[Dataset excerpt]
________________________

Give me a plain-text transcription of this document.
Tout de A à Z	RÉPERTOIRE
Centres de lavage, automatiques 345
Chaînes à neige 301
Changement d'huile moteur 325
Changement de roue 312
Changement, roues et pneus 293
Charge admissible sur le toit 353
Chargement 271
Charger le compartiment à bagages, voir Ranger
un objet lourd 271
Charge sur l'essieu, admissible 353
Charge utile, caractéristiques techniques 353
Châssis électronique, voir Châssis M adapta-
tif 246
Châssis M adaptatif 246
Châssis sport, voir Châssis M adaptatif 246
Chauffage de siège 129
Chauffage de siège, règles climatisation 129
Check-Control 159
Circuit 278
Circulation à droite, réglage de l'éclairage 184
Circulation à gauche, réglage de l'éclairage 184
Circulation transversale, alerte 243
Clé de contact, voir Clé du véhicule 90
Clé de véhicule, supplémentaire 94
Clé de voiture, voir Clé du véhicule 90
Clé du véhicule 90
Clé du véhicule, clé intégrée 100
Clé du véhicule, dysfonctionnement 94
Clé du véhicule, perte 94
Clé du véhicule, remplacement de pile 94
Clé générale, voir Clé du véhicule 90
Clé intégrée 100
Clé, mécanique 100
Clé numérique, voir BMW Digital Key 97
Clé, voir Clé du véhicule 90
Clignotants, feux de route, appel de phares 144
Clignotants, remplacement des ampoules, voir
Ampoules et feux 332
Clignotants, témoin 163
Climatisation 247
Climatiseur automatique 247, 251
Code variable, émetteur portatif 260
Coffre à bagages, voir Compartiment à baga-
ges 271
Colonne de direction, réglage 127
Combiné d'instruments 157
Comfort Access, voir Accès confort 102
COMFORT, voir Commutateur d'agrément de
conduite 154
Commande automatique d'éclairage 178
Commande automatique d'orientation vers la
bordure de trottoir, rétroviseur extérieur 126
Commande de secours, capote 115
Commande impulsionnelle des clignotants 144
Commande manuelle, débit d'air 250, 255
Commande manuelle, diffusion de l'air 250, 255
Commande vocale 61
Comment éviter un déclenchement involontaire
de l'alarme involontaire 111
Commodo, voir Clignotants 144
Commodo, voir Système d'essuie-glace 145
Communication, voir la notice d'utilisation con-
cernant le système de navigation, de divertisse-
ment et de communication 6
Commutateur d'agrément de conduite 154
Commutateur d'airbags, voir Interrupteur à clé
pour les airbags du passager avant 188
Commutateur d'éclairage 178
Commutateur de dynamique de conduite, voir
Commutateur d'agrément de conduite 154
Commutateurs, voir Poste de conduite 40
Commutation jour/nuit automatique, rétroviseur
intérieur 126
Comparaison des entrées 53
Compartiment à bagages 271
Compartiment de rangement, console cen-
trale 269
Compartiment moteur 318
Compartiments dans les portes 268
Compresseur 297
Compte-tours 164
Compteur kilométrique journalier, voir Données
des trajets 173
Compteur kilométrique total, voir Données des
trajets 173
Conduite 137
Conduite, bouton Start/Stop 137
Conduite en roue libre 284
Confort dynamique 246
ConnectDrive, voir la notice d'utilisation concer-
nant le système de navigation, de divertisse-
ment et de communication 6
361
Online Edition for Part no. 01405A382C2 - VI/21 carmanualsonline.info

________________________

Problem to solve: Take each line of the material that contains the word "véhicule" and list it.

Result of this exercise:
Clé de contact, voir Clé du véhicule 90
Clé de véhicule, supplémentaire 94
Clé de voiture, voir Clé du véhicule 90
Clé du véhicule 90
Clé du véhicule, clé intégrée 100
Clé du véhicule, dysfonctionnement 94
Clé du véhicule, perte 94
Clé du véhicule, remplacement de pile 94
Clé générale, voir Clé du véhicule 90
Clé, voir Clé du véhicule 90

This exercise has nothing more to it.